» What to work on
Search the data below for the word "name" and copy each line that holds it.
* START Provided records *
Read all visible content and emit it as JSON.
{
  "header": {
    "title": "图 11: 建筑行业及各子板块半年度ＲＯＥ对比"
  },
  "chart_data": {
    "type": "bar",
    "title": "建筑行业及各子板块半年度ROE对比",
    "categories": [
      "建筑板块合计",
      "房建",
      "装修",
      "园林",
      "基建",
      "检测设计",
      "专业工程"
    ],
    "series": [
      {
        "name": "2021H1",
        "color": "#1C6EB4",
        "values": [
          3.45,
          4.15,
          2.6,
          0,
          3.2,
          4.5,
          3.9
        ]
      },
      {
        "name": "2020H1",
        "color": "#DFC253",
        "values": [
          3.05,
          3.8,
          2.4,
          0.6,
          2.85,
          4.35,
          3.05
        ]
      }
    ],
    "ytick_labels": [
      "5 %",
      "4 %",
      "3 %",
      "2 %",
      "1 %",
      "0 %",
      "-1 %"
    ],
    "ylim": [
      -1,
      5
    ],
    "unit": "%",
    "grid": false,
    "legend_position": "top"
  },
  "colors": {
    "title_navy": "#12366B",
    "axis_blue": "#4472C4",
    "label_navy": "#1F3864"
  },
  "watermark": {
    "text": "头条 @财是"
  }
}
* END Provided records *
* START Provided records *
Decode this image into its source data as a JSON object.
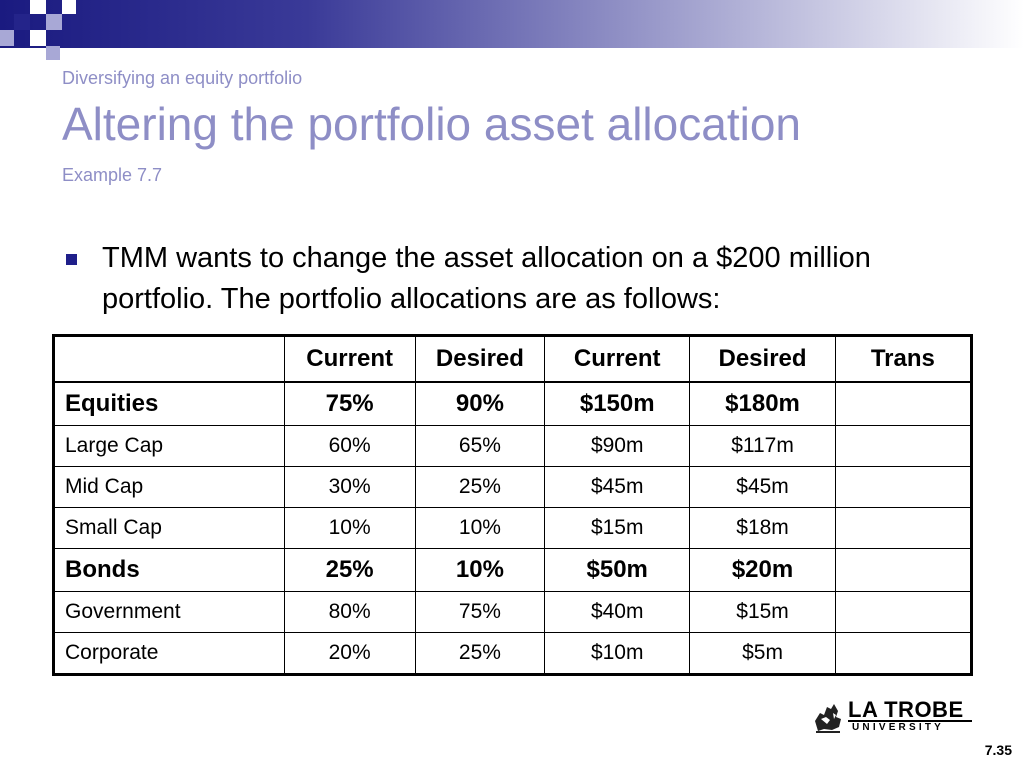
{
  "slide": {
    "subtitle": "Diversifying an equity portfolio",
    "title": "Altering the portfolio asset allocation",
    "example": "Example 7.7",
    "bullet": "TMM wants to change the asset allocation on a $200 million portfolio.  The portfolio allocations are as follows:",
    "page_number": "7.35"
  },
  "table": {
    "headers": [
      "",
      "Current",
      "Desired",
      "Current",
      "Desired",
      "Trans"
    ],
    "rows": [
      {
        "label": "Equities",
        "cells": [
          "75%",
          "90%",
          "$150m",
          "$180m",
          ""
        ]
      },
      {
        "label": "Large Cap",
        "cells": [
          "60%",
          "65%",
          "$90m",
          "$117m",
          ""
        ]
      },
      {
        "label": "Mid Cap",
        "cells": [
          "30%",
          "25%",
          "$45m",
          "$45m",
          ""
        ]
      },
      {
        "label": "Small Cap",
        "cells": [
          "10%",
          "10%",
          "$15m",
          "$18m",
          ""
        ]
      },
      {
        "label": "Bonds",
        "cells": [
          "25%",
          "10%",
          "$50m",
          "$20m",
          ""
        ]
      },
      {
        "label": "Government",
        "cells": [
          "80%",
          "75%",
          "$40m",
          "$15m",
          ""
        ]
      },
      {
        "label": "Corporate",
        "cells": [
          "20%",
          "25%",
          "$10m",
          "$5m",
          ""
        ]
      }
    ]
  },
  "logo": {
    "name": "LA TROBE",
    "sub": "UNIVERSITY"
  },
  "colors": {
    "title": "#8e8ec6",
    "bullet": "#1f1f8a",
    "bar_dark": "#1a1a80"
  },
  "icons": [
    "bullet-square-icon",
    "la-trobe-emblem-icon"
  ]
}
* END Provided records *
» Completed task
        "name": "2021H1",
        "name": "2020H1",
    "name": "LA TROBE",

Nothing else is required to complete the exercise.